◆ Written instruction:
Quote all entries in full, exactly.
[Start Supplied material]
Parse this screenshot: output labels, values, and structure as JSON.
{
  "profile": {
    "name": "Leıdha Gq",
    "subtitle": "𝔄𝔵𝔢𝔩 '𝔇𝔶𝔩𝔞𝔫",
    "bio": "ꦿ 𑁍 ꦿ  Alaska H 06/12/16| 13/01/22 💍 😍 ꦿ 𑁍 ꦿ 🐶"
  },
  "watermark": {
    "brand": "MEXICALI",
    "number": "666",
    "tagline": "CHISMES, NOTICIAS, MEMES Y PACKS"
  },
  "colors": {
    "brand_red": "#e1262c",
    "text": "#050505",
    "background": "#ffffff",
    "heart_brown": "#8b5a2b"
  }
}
[End Supplied material]
◆ Response below:
Parse this screenshot: output labels, values, and structure as JSON.
{
  "profile": {
    "name": "Leıdha Gq",
    "subtitle": "𝔄𝔵𝔢𝔩 '𝔇𝔶𝔩𝔞𝔫",
    "bio": "ꦿ 𑁍 ꦿ  Alaska H 06/12/16| 13/01/22 💍 😍 ꦿ 𑁍 ꦿ 🐶"
  },
  "watermark": {
    "brand": "MEXICALI",
    "number": "666",
    "tagline": "CHISMES, NOTICIAS, MEMES Y PACKS"
  },
  "colors": {
    "brand_red": "#e1262c",
    "text": "#050505",
    "background": "#ffffff",
    "heart_brown": "#8b5a2b"
  }
}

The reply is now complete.